How many lines in the records below contain the string "axis"? Reply with the number alone.

DATASET RECORDS:
——

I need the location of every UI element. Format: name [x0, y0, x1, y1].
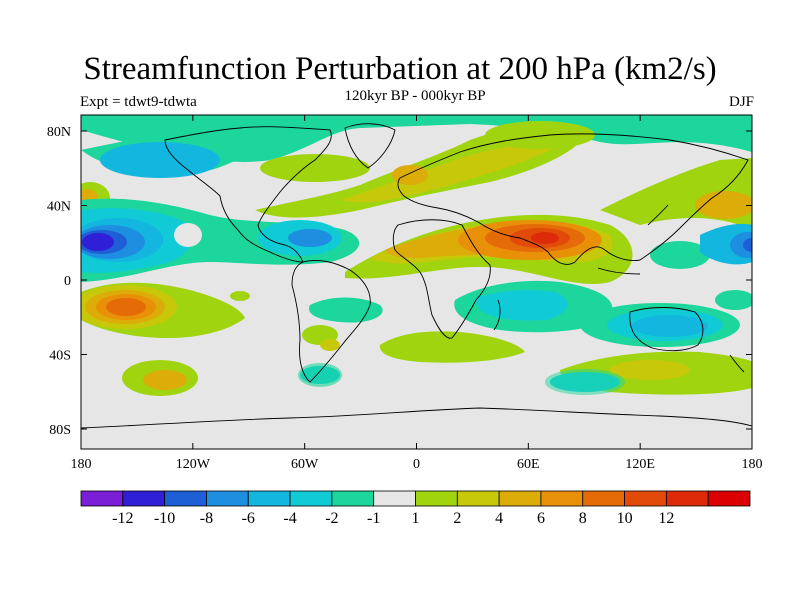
x-tick-label: 120W	[176, 457, 211, 472]
colorbar-label: -1	[367, 510, 380, 527]
y-tick-label: 40S	[49, 349, 71, 364]
y-tick-label: 40N	[47, 200, 71, 215]
colorbar-swatch	[80, 490, 124, 507]
x-tick-label: 180	[742, 457, 763, 472]
coast-south-america	[291, 259, 371, 383]
coast-japan	[647, 204, 669, 226]
colorbar-label: -6	[242, 510, 255, 527]
colorbar-label: -8	[200, 510, 213, 527]
coastlines	[81, 123, 752, 429]
colorbar-swatch	[582, 490, 625, 507]
colorbar-swatch	[164, 490, 207, 507]
map-field	[81, 115, 752, 449]
x-tick-label: 60E	[517, 457, 540, 472]
colorbar-swatch	[247, 490, 291, 507]
coast-indonesia	[597, 267, 641, 275]
colorbar-label: 2	[453, 510, 461, 527]
coast-north-america	[164, 126, 332, 263]
coast-australia	[629, 307, 704, 352]
colorbar-label: -10	[154, 510, 175, 527]
coast-africa	[392, 219, 491, 339]
experiment-label: Expt = tdwt9-tdwta	[80, 94, 197, 110]
colorbar-swatch	[498, 490, 542, 507]
colorbar-swatch	[289, 490, 333, 507]
x-tick-label: 60W	[291, 457, 319, 472]
field-tropical-asia	[345, 214, 752, 285]
season-label: DJF	[728, 94, 754, 110]
colorbar-label: -2	[325, 510, 338, 527]
colorbar-label: -4	[283, 510, 296, 527]
y-axis: 80N 40N 0 40S 80S	[47, 125, 752, 438]
x-axis: 180 120W 60W 0 60E 120E 180	[71, 115, 763, 472]
coast-new-zealand	[729, 354, 745, 373]
field-south-atlantic-indian	[122, 280, 752, 396]
colorbar-label: 12	[658, 510, 674, 527]
coast-eurasia	[397, 133, 749, 265]
colorbar-label: 6	[537, 510, 545, 527]
field-tropical-pacific	[81, 198, 360, 282]
colorbar-swatch	[540, 490, 584, 507]
colorbar-swatch	[331, 490, 375, 507]
x-tick-label: 0	[413, 457, 420, 472]
colorbar-swatch	[122, 490, 166, 507]
colorbar-swatch	[456, 490, 500, 507]
coast-madagascar	[493, 299, 501, 331]
plot-subtitle: 120kyr BP - 000kyr BP	[344, 88, 486, 104]
coast-greenland	[344, 123, 396, 169]
colorbar-label: -12	[112, 510, 133, 527]
colorbar-swatch	[624, 490, 667, 507]
colorbar-label: 8	[579, 510, 587, 527]
y-tick-label: 0	[64, 274, 71, 289]
colorbar-swatch	[373, 490, 416, 507]
colorbar-label: 10	[617, 510, 633, 527]
colorbar-swatch	[665, 490, 709, 507]
colorbar-label: 4	[495, 510, 503, 527]
colorbar-swatch	[707, 490, 751, 507]
colorbar-label: 1	[412, 510, 420, 527]
colorbar: -12 -10 -8 -6 -4 -2 -1 1 2 4 6 8 10 12	[80, 490, 751, 527]
colorbar-swatch	[415, 490, 458, 507]
field-northern-band	[81, 115, 752, 218]
y-tick-label: 80N	[47, 125, 71, 140]
colorbar-swatch	[206, 490, 249, 507]
plot-title: Streamfunction Perturbation at 200 hPa (…	[83, 51, 717, 87]
field-south-pacific	[81, 282, 250, 338]
coast-antarctica	[81, 407, 752, 429]
y-tick-label: 80S	[49, 423, 71, 438]
x-tick-label: 120E	[625, 457, 655, 472]
x-tick-label: 180	[71, 457, 92, 472]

——

SOLUTION FOR THIS PROBLEM:
2